● **Exercise objective**
Take the lines from the one with "Serialize everything readable" through the end of the material below and repeat them exactly, dropping every picture.

[Dataset excerpt]
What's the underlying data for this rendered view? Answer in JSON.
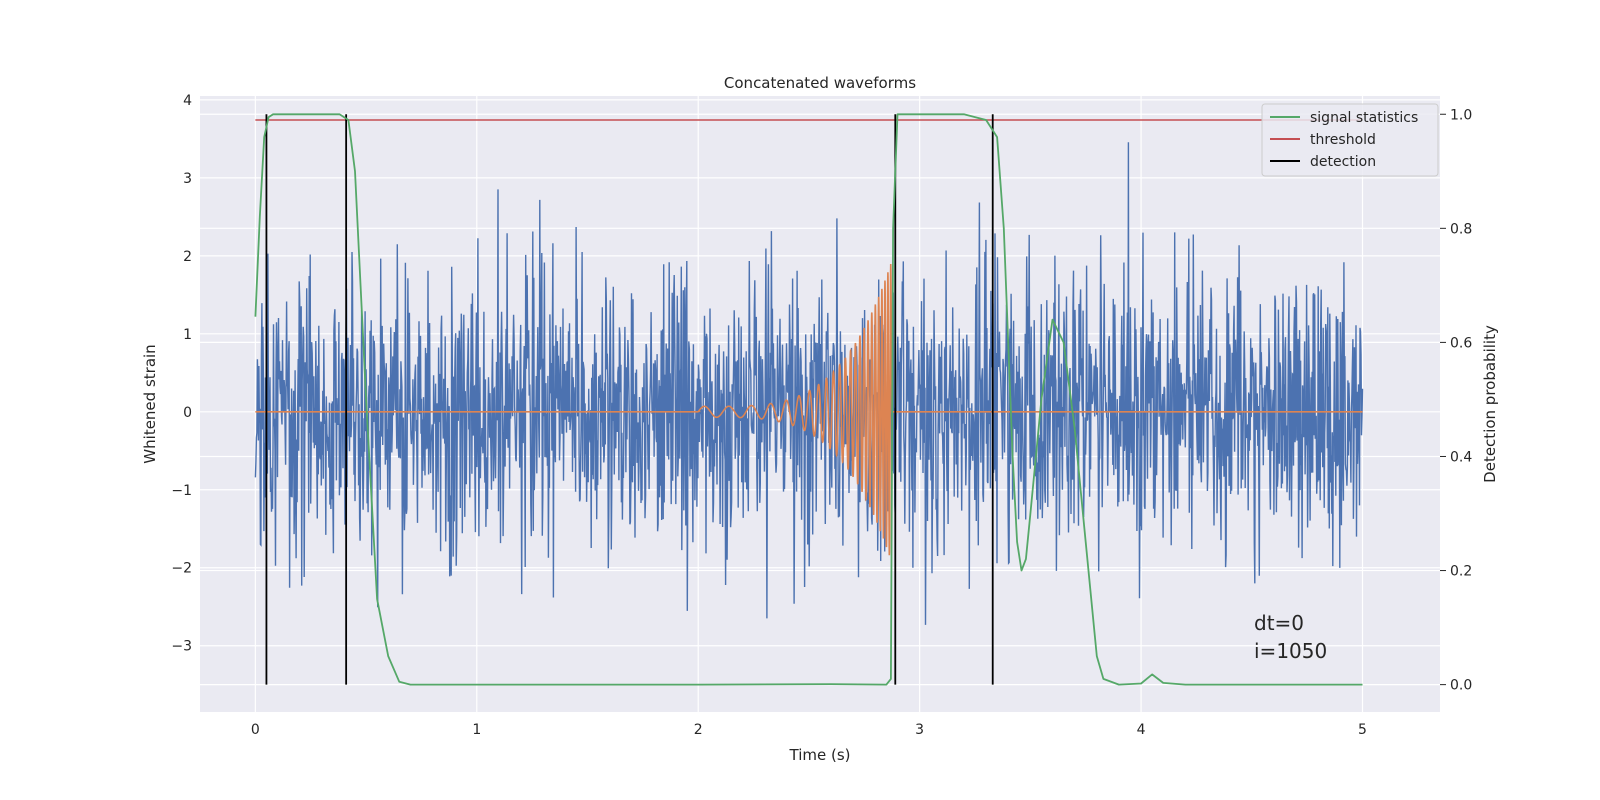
{
  "chart_data": {
    "type": "line",
    "title": "Concatenated waveforms",
    "xlabel": "Time (s)",
    "ylabel": "Whitened strain",
    "y2label": "Detection probability",
    "xlim": [
      -0.25,
      5.35
    ],
    "ylim": [
      -3.85,
      4.05
    ],
    "y2lim": [
      -0.048,
      1.032
    ],
    "xticks": [
      0,
      1,
      2,
      3,
      4,
      5
    ],
    "xtick_labels": [
      "0",
      "1",
      "2",
      "3",
      "4",
      "5"
    ],
    "yticks": [
      -3,
      -2,
      -1,
      0,
      1,
      2,
      3,
      4
    ],
    "ytick_labels": [
      "−3",
      "−2",
      "−1",
      "0",
      "1",
      "2",
      "3",
      "4"
    ],
    "y2ticks": [
      0.0,
      0.2,
      0.4,
      0.6,
      0.8,
      1.0
    ],
    "y2tick_labels": [
      "0.0",
      "0.2",
      "0.4",
      "0.6",
      "0.8",
      "1.0"
    ],
    "grid": true,
    "legend_position": "top-right",
    "legend": [
      "signal statistics",
      "threshold",
      "detection"
    ],
    "colors": {
      "noise": "#4c72b0",
      "injection": "#dd8452",
      "signal_statistics": "#55a868",
      "threshold": "#c44e52",
      "detection": "#000000",
      "background": "#eaeaf2",
      "grid": "#ffffff"
    },
    "annotations": [
      "dt=0",
      "i=1050"
    ],
    "threshold": {
      "x": [
        0,
        5
      ],
      "y2": 0.99
    },
    "detections": [
      0.05,
      0.41,
      2.89,
      3.33
    ],
    "signal_statistics": {
      "x": [
        0.0,
        0.02,
        0.04,
        0.06,
        0.08,
        0.1,
        0.2,
        0.3,
        0.38,
        0.42,
        0.45,
        0.5,
        0.55,
        0.6,
        0.65,
        0.7,
        1.0,
        1.5,
        2.0,
        2.6,
        2.85,
        2.87,
        2.88,
        2.9,
        3.0,
        3.2,
        3.3,
        3.35,
        3.38,
        3.4,
        3.42,
        3.44,
        3.46,
        3.48,
        3.5,
        3.55,
        3.6,
        3.65,
        3.7,
        3.75,
        3.8,
        3.83,
        3.9,
        4.0,
        4.05,
        4.1,
        4.2,
        5.0
      ],
      "y2": [
        0.645,
        0.82,
        0.96,
        0.995,
        1.0,
        1.0,
        1.0,
        1.0,
        1.0,
        0.99,
        0.9,
        0.5,
        0.15,
        0.05,
        0.005,
        0.0,
        0.0,
        0.0,
        0.0,
        0.001,
        0.0,
        0.01,
        0.8,
        1.0,
        1.0,
        1.0,
        0.99,
        0.96,
        0.8,
        0.6,
        0.4,
        0.25,
        0.2,
        0.22,
        0.3,
        0.5,
        0.64,
        0.6,
        0.45,
        0.25,
        0.05,
        0.01,
        0.0,
        0.002,
        0.018,
        0.003,
        0.0,
        0.0
      ]
    },
    "injection": {
      "start": 2.0,
      "end": 2.87,
      "amplitude_start": 0.07,
      "amplitude_end": 1.9,
      "freq_start": 9,
      "freq_end": 80
    },
    "noise": {
      "x_start": 0.0,
      "x_end": 5.0,
      "std": 0.9,
      "max": 3.7,
      "min": -3.5
    }
  }
}
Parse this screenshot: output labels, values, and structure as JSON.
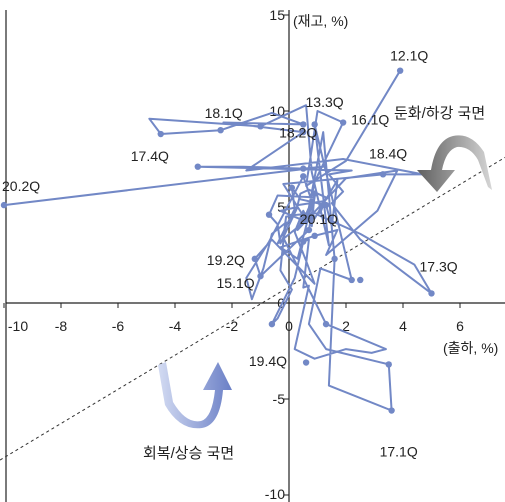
{
  "chart_data": {
    "type": "line",
    "xlabel": "(출하, %)",
    "ylabel": "(재고, %)",
    "xlim": [
      -10.5,
      7.6
    ],
    "ylim": [
      -10,
      15
    ],
    "x_ticks": [
      "-10",
      "-8",
      "-6",
      "-4",
      "-2",
      "0",
      "2",
      "4",
      "6"
    ],
    "x_tick_values": [
      -10,
      -8,
      -6,
      -4,
      -2,
      0,
      2,
      4,
      6
    ],
    "y_ticks": [
      "15",
      "10",
      "5",
      "0",
      "-5",
      "-10"
    ],
    "y_tick_values": [
      15,
      10,
      5,
      0,
      -5,
      -10
    ],
    "series": [
      {
        "values": [
          [
            3.9,
            12.1
          ],
          [
            2.0,
            7.4
          ],
          [
            0.6,
            6.1
          ],
          [
            1.0,
            10.0
          ],
          [
            1.9,
            9.4
          ],
          [
            0.9,
            6.3
          ],
          [
            0.6,
            4.2
          ],
          [
            1.2,
            8.9
          ],
          [
            1.6,
            2.3
          ],
          [
            1.4,
            -4.3
          ],
          [
            3.6,
            -5.6
          ],
          [
            3.5,
            -3.2
          ],
          [
            1.3,
            -2.4
          ],
          [
            0.7,
            -1.1
          ],
          [
            1.1,
            1.8
          ],
          [
            2.2,
            1.2
          ],
          [
            0.9,
            9.3
          ],
          [
            1.4,
            3.0
          ],
          [
            0.8,
            6.8
          ],
          [
            0.6,
            10.3
          ],
          [
            -1.0,
            9.2
          ],
          [
            -4.9,
            9.6
          ],
          [
            -4.5,
            8.8
          ],
          [
            -2.4,
            9.0
          ],
          [
            -0.6,
            9.9
          ],
          [
            0.5,
            9.3
          ],
          [
            -2.3,
            9.4
          ],
          [
            0.5,
            8.9
          ],
          [
            -1.5,
            6.9
          ],
          [
            1.9,
            7.5
          ],
          [
            4.7,
            6.7
          ],
          [
            3.3,
            6.7
          ],
          [
            -0.2,
            6.2
          ],
          [
            0.6,
            4.3
          ],
          [
            -0.4,
            3.1
          ],
          [
            0.2,
            4.9
          ],
          [
            0.1,
            6.0
          ],
          [
            0.4,
            5.4
          ],
          [
            1.3,
            5.1
          ],
          [
            1.5,
            4.0
          ],
          [
            1.7,
            6.4
          ],
          [
            0.9,
            4.4
          ],
          [
            0.5,
            4.5
          ],
          [
            0.3,
            3.8
          ],
          [
            2.0,
            6.5
          ],
          [
            3.8,
            6.9
          ],
          [
            3.1,
            4.8
          ],
          [
            1.3,
            2.5
          ],
          [
            1.7,
            3.8
          ],
          [
            0.9,
            3.5
          ],
          [
            -0.3,
            2.9
          ],
          [
            0.3,
            2.3
          ],
          [
            0.9,
            5.7
          ],
          [
            0.8,
            4.0
          ],
          [
            0.5,
            4.8
          ],
          [
            0.2,
            3.7
          ],
          [
            0.6,
            2.2
          ],
          [
            0.9,
            1.0
          ],
          [
            -0.6,
            3.3
          ],
          [
            -1.2,
            2.3
          ],
          [
            -1.0,
            1.4
          ],
          [
            0.7,
            3.8
          ],
          [
            0.9,
            5.5
          ],
          [
            -0.4,
            5.6
          ],
          [
            -0.7,
            4.6
          ],
          [
            -0.4,
            4.1
          ],
          [
            -0.3,
            3.1
          ],
          [
            0.3,
            5.0
          ],
          [
            -0.3,
            4.8
          ],
          [
            0.5,
            4.3
          ],
          [
            0.8,
            5.3
          ],
          [
            0.5,
            6.6
          ],
          [
            -0.7,
            3.2
          ],
          [
            -1.5,
            1.3
          ],
          [
            -1.3,
            0.2
          ],
          [
            -0.9,
            1.8
          ],
          [
            -0.6,
            3.6
          ],
          [
            -0.1,
            4.2
          ],
          [
            -0.2,
            3.2
          ],
          [
            -0.3,
            1.7
          ],
          [
            0.1,
            0.7
          ],
          [
            -0.4,
            -0.8
          ],
          [
            -0.6,
            -1.1
          ],
          [
            0.2,
            1.3
          ],
          [
            0.5,
            3.2
          ],
          [
            0.7,
            3.3
          ],
          [
            0.5,
            0.8
          ],
          [
            0.7,
            0.9
          ],
          [
            0.2,
            -2.4
          ],
          [
            0.9,
            -2.9
          ],
          [
            2.0,
            -2.4
          ],
          [
            2.9,
            -2.6
          ],
          [
            3.4,
            -2.4
          ],
          [
            1.3,
            -1.1
          ],
          [
            -0.2,
            3.4
          ],
          [
            -0.1,
            4.5
          ],
          [
            0.3,
            4.6
          ],
          [
            1.1,
            4.7
          ],
          [
            1.3,
            5.5
          ],
          [
            0.7,
            5.9
          ],
          [
            0.4,
            5.7
          ],
          [
            0.3,
            5.1
          ],
          [
            1.2,
            5.3
          ],
          [
            1.0,
            4.6
          ],
          [
            2.5,
            3.6
          ],
          [
            4.4,
            2.0
          ],
          [
            5.0,
            0.5
          ],
          [
            2.5,
            3.3
          ],
          [
            1.7,
            4.8
          ],
          [
            1.5,
            5.2
          ],
          [
            1.9,
            5.8
          ],
          [
            1.4,
            6.7
          ],
          [
            2.2,
            6.9
          ],
          [
            -3.2,
            7.1
          ],
          [
            -1.6,
            7.1
          ],
          [
            0.5,
            7.0
          ],
          [
            1.2,
            7.1
          ],
          [
            -10.0,
            5.1
          ]
        ]
      }
    ],
    "markers": [
      [
        3.9,
        12.1
      ],
      [
        1.9,
        9.4
      ],
      [
        1.6,
        2.3
      ],
      [
        3.6,
        -5.6
      ],
      [
        3.5,
        -3.2
      ],
      [
        1.3,
        -1.1
      ],
      [
        -1.0,
        9.2
      ],
      [
        -4.5,
        8.8
      ],
      [
        -2.4,
        9.0
      ],
      [
        0.5,
        9.3
      ],
      [
        0.9,
        9.3
      ],
      [
        0.5,
        8.9
      ],
      [
        3.3,
        6.7
      ],
      [
        0.1,
        6.0
      ],
      [
        1.3,
        5.1
      ],
      [
        0.9,
        3.5
      ],
      [
        2.2,
        1.2
      ],
      [
        0.9,
        5.7
      ],
      [
        -1.2,
        2.3
      ],
      [
        -1.0,
        1.4
      ],
      [
        0.7,
        3.8
      ],
      [
        -0.7,
        4.6
      ],
      [
        5.0,
        0.5
      ],
      [
        2.5,
        1.2
      ],
      [
        -0.6,
        -1.1
      ],
      [
        0.5,
        3.2
      ],
      [
        0.6,
        -3.1
      ],
      [
        0.5,
        6.6
      ],
      [
        -3.2,
        7.1
      ],
      [
        -10.0,
        5.1
      ],
      [
        0.5,
        7.0
      ],
      [
        0.8,
        4.5
      ]
    ],
    "labels": [
      {
        "text": "12.1Q",
        "x": 3.9,
        "y": 12.1
      },
      {
        "text": "18.1Q",
        "x": -2.4,
        "y": 9.0
      },
      {
        "text": "13.3Q",
        "x": 1.0,
        "y": 10.0
      },
      {
        "text": "16.1Q",
        "x": 1.9,
        "y": 9.4
      },
      {
        "text": "18.2Q",
        "x": 0.6,
        "y": 9.3
      },
      {
        "text": "17.4Q",
        "x": -4.5,
        "y": 8.8
      },
      {
        "text": "18.4Q",
        "x": 3.3,
        "y": 6.7
      },
      {
        "text": "20.2Q",
        "x": -10.0,
        "y": 5.1
      },
      {
        "text": "20.1Q",
        "x": 0.8,
        "y": 5.3
      },
      {
        "text": "19.2Q",
        "x": -1.2,
        "y": 2.3
      },
      {
        "text": "17.3Q",
        "x": 5.0,
        "y": 0.5
      },
      {
        "text": "15.1Q",
        "x": -1.0,
        "y": 1.4
      },
      {
        "text": "19.4Q",
        "x": -0.6,
        "y": -1.1
      },
      {
        "text": "17.1Q",
        "x": 3.6,
        "y": -5.6
      }
    ],
    "phases": [
      {
        "text": "둔화/하강 국면"
      },
      {
        "text": "회복/상승 국면"
      }
    ],
    "guide_line": {
      "style": "dashed",
      "from": [
        -10.5,
        -8.5
      ],
      "to": [
        7.6,
        7.6
      ]
    },
    "grid": false
  },
  "colors": {
    "series": "#7288c6",
    "axis": "#222222",
    "arrow_gray_light": "#c9c9c9",
    "arrow_gray_dark": "#6f6f6f",
    "arrow_blue_light": "#c9d2ee",
    "arrow_blue_dark": "#6c80c6"
  }
}
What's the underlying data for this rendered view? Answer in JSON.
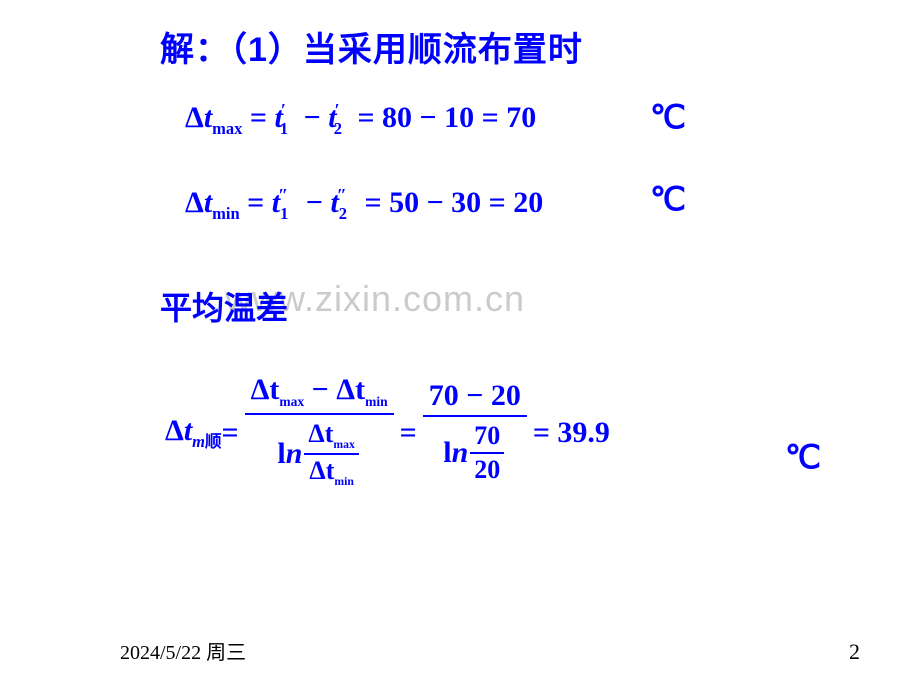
{
  "title": "解：（1）当采用顺流布置时",
  "eq1": {
    "lhs_delta": "Δ",
    "lhs_t": "t",
    "lhs_sub": "max",
    "eq": " = ",
    "t1": "t",
    "t1_sub": "1",
    "t1_sup": "′",
    "minus": " − ",
    "t2": "t",
    "t2_sub": "2",
    "t2_sup": "′",
    "eq2": " = 80 − 10 = 70"
  },
  "eq2": {
    "lhs_delta": "Δ",
    "lhs_t": "t",
    "lhs_sub": "min",
    "eq": " = ",
    "t1": "t",
    "t1_sub": "1",
    "t1_sup": "″",
    "minus": " − ",
    "t2": "t",
    "t2_sub": "2",
    "t2_sup": "″",
    "eq2": " = 50 − 30 = 20"
  },
  "unit": "℃",
  "subhead": "平均温差",
  "eq3": {
    "lhs_delta": "Δ",
    "lhs_t": "t",
    "lhs_sub_m": "m",
    "lhs_sub_cn": "顺",
    "eq": " = ",
    "num1_a": "Δt",
    "num1_a_sub": "max",
    "num1_minus": " − ",
    "num1_b": "Δt",
    "num1_b_sub": "min",
    "den1_ln": "ln",
    "den1_ft_a": "Δt",
    "den1_ft_a_sub": "max",
    "den1_ft_b": "Δt",
    "den1_ft_b_sub": "min",
    "eq2": " = ",
    "num2": "70 − 20",
    "den2_ln": "ln",
    "den2_a": "70",
    "den2_b": "20",
    "eq3": " = 39.9"
  },
  "watermark": "www.zixin.com.cn",
  "footer_date": "2024/5/22 周三",
  "footer_page": "2",
  "colors": {
    "text": "#0000ff",
    "bg": "#ffffff",
    "footer": "#000000",
    "watermark": "rgba(140,140,140,0.45)"
  }
}
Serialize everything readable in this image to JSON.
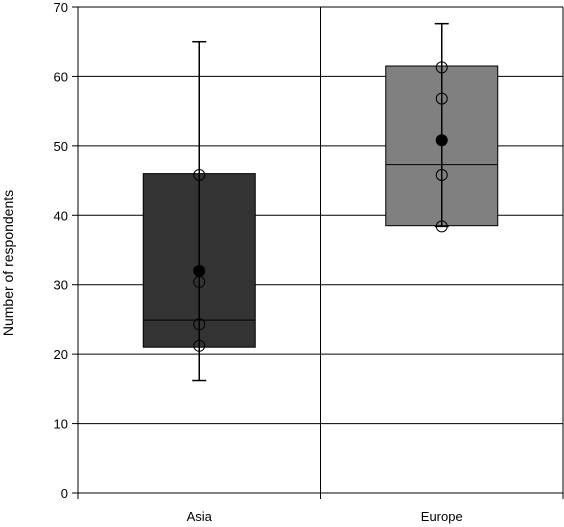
{
  "chart_data": {
    "type": "box",
    "title": "",
    "xlabel": "",
    "ylabel": "Number of respondents",
    "ylim": [
      0,
      70
    ],
    "yticks": [
      0,
      10,
      20,
      30,
      40,
      50,
      60,
      70
    ],
    "grid": true,
    "legend": "none",
    "categories": [
      "Asia",
      "Europe"
    ],
    "boxes": [
      {
        "category": "Asia",
        "whisker_low": 16.2,
        "q1": 21.0,
        "median": 24.9,
        "q3": 46.0,
        "whisker_high": 65.0,
        "mean": 32.0,
        "points": [
          21.2,
          24.3,
          30.4,
          45.8
        ],
        "color": "#333333"
      },
      {
        "category": "Europe",
        "whisker_low": 38.4,
        "q1": 38.5,
        "median": 47.3,
        "q3": 61.5,
        "whisker_high": 67.6,
        "mean": 50.8,
        "points": [
          38.4,
          45.8,
          56.8,
          61.3
        ],
        "color": "#808080"
      }
    ]
  }
}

● **Task solution**
Serialize everything readable in this image to JSON.
{
  "chart_data": {
    "type": "box",
    "title": "",
    "xlabel": "",
    "ylabel": "Number of respondents",
    "ylim": [
      0,
      70
    ],
    "yticks": [
      0,
      10,
      20,
      30,
      40,
      50,
      60,
      70
    ],
    "grid": true,
    "legend": "none",
    "categories": [
      "Asia",
      "Europe"
    ],
    "boxes": [
      {
        "category": "Asia",
        "whisker_low": 16.2,
        "q1": 21.0,
        "median": 24.9,
        "q3": 46.0,
        "whisker_high": 65.0,
        "mean": 32.0,
        "points": [
          21.2,
          24.3,
          30.4,
          45.8
        ],
        "color": "#333333"
      },
      {
        "category": "Europe",
        "whisker_low": 38.4,
        "q1": 38.5,
        "median": 47.3,
        "q3": 61.5,
        "whisker_high": 67.6,
        "mean": 50.8,
        "points": [
          38.4,
          45.8,
          56.8,
          61.3
        ],
        "color": "#808080"
      }
    ]
  }
}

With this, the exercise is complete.